Entries taken from a dataset:
....................

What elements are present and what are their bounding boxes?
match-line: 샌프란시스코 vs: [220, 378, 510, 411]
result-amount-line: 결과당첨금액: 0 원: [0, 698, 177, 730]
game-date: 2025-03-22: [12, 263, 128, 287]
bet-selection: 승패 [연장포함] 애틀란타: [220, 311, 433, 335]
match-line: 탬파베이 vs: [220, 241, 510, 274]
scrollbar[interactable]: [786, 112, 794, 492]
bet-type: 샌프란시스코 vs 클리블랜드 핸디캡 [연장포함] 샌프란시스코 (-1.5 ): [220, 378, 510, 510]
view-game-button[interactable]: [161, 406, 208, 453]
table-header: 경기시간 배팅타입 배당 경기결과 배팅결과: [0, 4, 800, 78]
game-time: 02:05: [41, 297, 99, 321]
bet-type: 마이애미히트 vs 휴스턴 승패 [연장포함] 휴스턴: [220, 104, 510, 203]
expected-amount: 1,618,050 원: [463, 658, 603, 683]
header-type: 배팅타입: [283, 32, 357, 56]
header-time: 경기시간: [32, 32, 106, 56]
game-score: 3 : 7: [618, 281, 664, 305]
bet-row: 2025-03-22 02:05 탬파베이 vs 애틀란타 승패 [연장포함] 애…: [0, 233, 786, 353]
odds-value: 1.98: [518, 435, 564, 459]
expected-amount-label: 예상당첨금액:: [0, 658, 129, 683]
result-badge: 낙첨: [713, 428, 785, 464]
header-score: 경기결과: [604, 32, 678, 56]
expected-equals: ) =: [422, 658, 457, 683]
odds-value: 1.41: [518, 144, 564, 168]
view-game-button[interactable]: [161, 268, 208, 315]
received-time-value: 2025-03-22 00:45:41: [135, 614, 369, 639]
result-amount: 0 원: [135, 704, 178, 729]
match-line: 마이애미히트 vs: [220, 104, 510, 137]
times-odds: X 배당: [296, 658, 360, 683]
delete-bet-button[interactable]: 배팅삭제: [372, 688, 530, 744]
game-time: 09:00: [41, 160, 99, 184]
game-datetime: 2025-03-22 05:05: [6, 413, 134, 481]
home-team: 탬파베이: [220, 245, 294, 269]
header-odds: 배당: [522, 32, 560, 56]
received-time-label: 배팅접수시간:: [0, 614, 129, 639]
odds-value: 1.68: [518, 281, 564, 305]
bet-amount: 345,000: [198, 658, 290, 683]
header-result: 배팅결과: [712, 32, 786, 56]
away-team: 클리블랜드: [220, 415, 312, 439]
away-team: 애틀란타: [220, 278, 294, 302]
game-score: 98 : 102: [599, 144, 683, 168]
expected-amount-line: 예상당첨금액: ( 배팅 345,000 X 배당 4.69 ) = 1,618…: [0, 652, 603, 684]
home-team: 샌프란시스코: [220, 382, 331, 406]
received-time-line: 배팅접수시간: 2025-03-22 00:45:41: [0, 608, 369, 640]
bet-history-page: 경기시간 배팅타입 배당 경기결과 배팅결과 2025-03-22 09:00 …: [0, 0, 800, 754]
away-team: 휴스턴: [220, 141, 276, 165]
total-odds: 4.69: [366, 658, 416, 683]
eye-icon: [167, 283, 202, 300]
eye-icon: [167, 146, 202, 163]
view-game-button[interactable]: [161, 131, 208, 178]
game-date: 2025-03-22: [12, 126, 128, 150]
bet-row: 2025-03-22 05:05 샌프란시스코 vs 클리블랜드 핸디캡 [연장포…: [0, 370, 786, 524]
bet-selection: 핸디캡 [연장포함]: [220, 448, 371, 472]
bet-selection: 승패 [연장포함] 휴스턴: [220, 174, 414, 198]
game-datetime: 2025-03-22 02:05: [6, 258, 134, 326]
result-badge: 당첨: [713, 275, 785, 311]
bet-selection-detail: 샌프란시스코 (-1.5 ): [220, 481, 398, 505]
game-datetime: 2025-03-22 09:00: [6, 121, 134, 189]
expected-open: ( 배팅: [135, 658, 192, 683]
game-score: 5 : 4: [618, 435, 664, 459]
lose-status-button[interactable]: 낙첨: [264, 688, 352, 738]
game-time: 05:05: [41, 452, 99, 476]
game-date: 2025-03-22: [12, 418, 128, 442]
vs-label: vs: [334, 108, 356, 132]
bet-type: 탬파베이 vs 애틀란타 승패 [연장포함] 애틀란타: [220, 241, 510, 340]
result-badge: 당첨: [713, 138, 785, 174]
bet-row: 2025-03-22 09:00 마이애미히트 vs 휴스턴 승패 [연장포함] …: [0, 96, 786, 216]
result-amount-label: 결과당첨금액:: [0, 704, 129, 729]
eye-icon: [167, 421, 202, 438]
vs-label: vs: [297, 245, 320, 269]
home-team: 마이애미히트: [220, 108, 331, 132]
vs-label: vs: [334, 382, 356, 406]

....................

● **Your objective**: Reproduce the lines from the very first one through the line with "scrollbar[interactable]: [786, 112, 794, 492]", both ends included.

● **Answer for this exercise**:
What elements are present and what are their bounding boxes?
match-line: 샌프란시스코 vs: [220, 378, 510, 411]
result-amount-line: 결과당첨금액: 0 원: [0, 698, 177, 730]
game-date: 2025-03-22: [12, 263, 128, 287]
bet-selection: 승패 [연장포함] 애틀란타: [220, 311, 433, 335]
match-line: 탬파베이 vs: [220, 241, 510, 274]
scrollbar[interactable]: [786, 112, 794, 492]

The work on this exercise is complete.